**WRITTEN PROBLEM**. Reproduce every line in the listing that contains the word "Automobile".
** Start EXERCISE MATERIAL **
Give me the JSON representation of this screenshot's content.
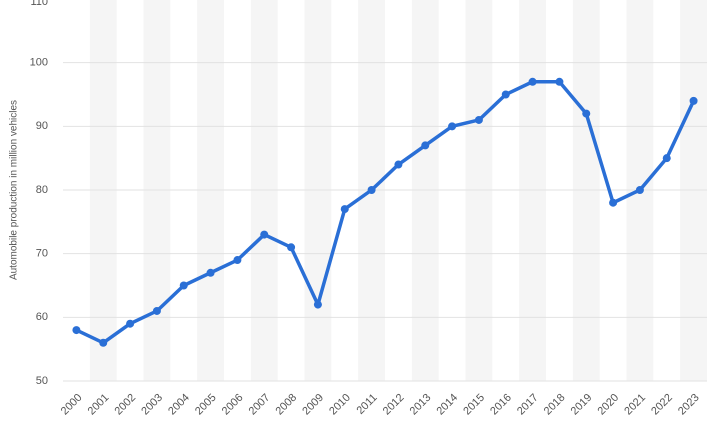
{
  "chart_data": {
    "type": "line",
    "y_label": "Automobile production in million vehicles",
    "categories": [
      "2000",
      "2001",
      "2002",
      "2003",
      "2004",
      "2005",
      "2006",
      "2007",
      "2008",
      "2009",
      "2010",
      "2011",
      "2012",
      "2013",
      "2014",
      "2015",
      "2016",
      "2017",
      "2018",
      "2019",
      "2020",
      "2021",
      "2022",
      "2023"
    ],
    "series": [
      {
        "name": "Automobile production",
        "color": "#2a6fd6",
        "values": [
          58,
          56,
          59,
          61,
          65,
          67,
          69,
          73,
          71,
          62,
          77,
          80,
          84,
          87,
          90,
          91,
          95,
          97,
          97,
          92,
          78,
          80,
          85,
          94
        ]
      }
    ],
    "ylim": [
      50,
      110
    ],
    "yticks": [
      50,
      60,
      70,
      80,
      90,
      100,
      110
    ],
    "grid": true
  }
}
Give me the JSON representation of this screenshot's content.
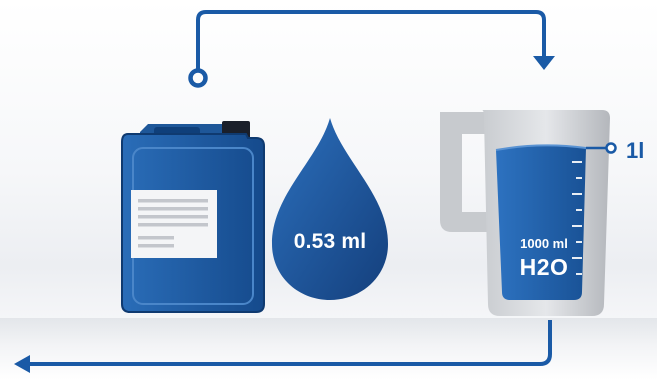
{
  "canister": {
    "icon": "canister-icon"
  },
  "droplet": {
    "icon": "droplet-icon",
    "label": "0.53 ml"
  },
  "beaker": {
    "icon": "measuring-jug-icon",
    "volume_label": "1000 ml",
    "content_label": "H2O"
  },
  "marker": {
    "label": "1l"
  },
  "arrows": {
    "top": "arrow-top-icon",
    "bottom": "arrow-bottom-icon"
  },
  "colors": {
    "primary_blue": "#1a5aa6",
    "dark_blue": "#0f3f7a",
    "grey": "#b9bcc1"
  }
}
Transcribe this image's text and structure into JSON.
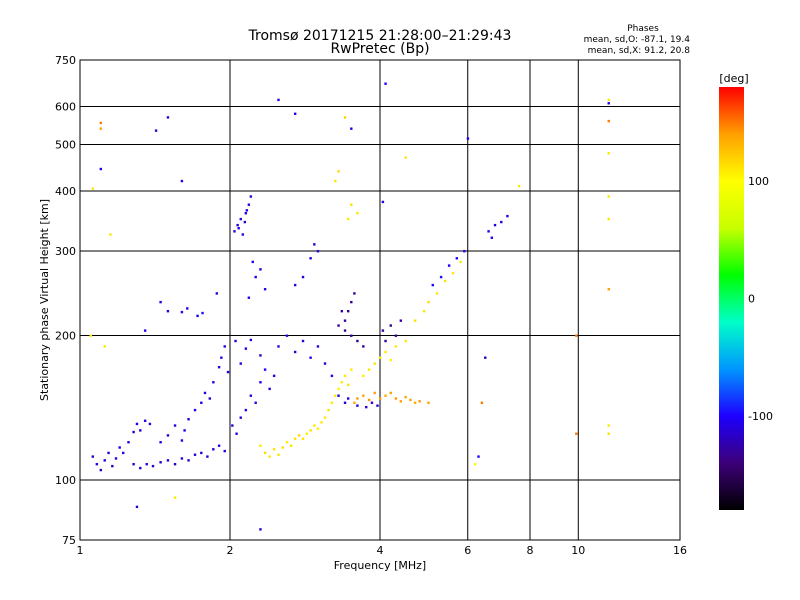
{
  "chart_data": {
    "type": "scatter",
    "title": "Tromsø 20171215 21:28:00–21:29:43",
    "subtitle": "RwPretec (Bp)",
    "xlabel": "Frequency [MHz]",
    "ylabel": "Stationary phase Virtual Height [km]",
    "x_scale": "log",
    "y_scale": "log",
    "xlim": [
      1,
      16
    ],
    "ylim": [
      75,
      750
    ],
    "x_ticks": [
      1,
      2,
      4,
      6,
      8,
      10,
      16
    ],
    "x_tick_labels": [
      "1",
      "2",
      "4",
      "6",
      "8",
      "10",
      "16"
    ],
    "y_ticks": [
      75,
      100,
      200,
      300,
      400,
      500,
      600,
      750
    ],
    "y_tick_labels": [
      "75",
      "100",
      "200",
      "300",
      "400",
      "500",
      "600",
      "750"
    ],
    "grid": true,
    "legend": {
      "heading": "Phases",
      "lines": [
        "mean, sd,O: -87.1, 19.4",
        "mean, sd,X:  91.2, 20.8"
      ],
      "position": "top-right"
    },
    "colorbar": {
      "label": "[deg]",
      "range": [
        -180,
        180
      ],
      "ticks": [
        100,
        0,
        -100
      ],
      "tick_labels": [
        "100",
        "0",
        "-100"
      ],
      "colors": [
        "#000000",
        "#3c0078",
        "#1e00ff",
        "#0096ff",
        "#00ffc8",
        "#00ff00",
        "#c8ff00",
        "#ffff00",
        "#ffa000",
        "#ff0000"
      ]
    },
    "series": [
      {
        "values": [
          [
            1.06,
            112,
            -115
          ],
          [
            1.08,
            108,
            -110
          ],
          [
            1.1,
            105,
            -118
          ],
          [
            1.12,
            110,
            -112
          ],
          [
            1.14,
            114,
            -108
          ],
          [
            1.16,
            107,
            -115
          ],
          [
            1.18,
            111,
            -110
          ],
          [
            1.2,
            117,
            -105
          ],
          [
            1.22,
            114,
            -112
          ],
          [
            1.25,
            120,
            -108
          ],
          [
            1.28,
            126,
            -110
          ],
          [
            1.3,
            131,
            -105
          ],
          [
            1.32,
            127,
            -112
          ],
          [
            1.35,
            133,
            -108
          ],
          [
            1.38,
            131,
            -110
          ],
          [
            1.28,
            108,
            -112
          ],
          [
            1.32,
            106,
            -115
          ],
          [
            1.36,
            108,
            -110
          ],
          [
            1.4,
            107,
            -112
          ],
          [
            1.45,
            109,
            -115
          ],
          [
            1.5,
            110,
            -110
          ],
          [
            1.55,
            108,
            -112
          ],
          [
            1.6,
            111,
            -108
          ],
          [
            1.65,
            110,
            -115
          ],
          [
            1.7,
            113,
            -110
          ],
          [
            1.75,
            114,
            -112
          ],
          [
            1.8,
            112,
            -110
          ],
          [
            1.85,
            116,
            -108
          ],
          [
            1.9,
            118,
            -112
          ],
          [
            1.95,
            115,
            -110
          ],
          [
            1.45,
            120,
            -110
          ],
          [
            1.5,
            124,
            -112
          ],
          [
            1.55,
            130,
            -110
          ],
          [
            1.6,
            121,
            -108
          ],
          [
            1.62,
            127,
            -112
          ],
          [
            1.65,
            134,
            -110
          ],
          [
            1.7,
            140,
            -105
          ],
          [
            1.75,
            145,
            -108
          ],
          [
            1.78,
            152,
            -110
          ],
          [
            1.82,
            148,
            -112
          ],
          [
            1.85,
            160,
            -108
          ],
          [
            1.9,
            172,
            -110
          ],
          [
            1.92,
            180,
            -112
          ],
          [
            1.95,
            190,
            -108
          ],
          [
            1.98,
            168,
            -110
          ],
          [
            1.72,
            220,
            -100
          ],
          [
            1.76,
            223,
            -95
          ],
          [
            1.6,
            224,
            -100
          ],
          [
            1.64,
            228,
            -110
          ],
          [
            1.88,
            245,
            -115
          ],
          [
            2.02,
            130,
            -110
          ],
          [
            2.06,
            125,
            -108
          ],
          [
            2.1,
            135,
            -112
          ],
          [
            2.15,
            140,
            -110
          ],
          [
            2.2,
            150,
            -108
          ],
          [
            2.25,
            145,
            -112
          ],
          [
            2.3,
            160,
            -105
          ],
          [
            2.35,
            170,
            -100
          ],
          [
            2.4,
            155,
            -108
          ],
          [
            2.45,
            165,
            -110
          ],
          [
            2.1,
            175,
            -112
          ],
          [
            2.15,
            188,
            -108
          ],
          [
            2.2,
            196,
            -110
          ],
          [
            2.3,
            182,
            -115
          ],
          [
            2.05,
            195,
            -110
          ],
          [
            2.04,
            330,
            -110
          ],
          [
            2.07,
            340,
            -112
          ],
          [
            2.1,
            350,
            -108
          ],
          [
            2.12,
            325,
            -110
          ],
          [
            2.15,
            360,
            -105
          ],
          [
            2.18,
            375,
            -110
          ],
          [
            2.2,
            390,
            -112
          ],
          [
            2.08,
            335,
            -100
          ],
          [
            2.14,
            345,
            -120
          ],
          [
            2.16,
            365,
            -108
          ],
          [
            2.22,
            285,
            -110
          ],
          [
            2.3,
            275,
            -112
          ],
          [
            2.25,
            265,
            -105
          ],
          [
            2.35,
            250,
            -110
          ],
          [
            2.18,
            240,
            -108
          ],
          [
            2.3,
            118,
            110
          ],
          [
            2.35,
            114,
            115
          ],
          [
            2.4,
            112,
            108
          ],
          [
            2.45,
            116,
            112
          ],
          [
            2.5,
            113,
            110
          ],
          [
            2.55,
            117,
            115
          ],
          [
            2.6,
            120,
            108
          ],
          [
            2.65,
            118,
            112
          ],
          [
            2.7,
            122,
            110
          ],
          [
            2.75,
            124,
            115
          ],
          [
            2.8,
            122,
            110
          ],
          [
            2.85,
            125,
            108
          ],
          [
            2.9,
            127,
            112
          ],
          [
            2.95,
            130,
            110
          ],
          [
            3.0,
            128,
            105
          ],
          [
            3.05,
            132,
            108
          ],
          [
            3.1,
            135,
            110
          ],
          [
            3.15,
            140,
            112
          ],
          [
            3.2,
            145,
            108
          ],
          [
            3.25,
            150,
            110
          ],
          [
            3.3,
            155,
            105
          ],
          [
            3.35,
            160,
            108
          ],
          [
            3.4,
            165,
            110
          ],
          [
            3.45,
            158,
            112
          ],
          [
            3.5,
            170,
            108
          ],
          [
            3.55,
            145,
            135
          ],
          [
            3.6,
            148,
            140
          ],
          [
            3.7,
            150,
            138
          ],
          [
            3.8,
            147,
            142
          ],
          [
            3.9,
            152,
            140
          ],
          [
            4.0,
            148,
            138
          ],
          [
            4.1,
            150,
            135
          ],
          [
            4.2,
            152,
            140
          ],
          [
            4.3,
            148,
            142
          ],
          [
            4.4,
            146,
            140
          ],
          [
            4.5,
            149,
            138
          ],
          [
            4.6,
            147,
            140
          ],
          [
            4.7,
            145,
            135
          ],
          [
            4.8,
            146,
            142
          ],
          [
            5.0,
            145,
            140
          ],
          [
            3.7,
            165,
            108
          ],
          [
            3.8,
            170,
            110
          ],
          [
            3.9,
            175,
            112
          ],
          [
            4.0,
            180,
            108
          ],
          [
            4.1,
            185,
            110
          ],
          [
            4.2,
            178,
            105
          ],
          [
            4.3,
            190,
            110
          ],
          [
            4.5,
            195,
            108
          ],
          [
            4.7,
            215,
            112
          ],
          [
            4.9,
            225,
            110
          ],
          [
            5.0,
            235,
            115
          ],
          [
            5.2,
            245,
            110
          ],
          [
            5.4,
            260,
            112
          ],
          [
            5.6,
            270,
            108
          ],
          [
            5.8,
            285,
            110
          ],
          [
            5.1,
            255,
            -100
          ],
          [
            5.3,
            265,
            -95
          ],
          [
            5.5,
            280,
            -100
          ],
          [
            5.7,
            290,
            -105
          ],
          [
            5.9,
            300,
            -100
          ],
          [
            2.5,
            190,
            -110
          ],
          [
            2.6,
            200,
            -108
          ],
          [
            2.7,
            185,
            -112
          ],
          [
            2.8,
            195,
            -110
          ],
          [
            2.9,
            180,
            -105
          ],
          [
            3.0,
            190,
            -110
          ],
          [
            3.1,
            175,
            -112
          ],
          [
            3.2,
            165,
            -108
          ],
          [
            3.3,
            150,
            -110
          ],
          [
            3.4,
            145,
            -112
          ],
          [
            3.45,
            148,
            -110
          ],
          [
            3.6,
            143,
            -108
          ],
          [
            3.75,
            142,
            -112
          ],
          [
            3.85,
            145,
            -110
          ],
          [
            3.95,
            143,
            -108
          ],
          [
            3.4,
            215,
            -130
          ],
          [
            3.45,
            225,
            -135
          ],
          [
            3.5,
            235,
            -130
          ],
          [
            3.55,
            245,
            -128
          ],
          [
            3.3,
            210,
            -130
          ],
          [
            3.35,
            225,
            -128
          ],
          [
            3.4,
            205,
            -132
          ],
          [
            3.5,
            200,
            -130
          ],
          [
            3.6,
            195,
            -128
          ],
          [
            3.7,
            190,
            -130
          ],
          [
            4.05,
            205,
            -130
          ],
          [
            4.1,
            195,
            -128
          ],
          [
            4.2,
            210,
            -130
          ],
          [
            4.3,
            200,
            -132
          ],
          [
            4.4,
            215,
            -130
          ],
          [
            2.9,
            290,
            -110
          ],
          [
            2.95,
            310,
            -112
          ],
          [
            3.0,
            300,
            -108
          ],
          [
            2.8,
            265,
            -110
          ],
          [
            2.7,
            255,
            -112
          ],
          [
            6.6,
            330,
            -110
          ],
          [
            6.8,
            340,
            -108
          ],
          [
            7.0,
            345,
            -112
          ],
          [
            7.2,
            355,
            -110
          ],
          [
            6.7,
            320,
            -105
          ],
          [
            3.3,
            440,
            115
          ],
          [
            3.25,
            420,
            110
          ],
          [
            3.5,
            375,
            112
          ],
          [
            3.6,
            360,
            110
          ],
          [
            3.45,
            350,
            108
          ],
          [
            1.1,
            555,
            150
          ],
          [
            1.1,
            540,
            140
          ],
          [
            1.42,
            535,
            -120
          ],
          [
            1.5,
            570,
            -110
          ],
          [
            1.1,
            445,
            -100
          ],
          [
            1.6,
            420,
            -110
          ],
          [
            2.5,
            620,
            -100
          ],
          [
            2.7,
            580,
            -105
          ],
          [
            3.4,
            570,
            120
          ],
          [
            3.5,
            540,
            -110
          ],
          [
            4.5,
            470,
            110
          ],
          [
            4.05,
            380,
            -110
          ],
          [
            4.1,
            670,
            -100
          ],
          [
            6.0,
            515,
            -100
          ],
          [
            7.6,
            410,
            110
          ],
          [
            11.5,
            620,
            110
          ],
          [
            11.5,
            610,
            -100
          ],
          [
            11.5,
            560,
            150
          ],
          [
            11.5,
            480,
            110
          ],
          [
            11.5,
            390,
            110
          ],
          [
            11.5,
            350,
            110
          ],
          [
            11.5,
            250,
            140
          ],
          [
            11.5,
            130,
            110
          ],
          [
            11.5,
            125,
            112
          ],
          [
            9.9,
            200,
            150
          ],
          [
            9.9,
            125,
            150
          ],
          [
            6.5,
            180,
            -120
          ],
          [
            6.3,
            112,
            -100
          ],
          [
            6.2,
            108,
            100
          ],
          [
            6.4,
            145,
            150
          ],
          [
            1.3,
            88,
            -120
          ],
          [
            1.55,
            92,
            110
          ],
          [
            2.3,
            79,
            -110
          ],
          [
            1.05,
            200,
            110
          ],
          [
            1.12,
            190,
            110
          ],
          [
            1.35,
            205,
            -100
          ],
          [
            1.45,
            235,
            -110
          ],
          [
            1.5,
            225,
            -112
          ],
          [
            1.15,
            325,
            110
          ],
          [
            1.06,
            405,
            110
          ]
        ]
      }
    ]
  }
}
** End EXERCISE MATERIAL **
** Start EXERCISE MATERIAL **
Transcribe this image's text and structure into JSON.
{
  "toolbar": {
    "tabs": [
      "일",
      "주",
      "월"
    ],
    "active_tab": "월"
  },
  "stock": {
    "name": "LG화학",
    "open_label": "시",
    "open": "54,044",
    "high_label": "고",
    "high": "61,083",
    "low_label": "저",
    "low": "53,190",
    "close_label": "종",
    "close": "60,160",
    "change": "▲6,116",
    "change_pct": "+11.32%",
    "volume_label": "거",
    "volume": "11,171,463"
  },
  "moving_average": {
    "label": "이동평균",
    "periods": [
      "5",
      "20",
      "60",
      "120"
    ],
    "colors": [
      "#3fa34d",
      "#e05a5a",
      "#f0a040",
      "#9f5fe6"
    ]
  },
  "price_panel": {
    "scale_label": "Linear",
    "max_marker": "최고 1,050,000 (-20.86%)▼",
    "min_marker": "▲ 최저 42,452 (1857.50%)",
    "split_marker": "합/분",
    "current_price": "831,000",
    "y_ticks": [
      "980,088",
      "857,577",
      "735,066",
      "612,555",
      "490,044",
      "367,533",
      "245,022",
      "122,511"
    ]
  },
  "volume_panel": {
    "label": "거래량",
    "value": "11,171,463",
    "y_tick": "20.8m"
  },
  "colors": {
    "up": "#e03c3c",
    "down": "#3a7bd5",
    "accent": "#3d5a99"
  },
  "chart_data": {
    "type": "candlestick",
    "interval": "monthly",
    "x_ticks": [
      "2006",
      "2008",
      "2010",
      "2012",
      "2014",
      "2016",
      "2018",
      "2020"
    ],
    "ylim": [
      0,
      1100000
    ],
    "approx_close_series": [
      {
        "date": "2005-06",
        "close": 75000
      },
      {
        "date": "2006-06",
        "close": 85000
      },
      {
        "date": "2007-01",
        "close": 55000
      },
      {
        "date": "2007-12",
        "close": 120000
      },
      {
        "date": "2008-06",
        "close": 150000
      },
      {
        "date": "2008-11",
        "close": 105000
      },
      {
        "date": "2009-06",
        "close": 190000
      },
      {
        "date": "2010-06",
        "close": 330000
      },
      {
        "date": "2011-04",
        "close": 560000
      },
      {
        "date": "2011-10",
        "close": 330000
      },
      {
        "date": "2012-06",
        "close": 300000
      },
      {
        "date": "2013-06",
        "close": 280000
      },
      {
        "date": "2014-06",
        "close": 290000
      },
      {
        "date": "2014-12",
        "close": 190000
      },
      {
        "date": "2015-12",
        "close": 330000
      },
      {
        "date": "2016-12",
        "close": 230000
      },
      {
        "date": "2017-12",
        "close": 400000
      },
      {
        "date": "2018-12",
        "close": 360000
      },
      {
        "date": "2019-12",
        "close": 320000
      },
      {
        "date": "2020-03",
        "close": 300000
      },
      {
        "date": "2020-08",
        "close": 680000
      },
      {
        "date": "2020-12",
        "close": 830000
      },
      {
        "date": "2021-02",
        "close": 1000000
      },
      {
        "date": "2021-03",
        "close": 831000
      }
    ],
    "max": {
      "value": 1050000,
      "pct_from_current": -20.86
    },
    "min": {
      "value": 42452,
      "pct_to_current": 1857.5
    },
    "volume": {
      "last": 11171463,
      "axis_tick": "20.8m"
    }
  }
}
** End EXERCISE MATERIAL **
**RESPONSE**.
    "y_label": "Automobile production in million vehicles",
        "name": "Automobile production",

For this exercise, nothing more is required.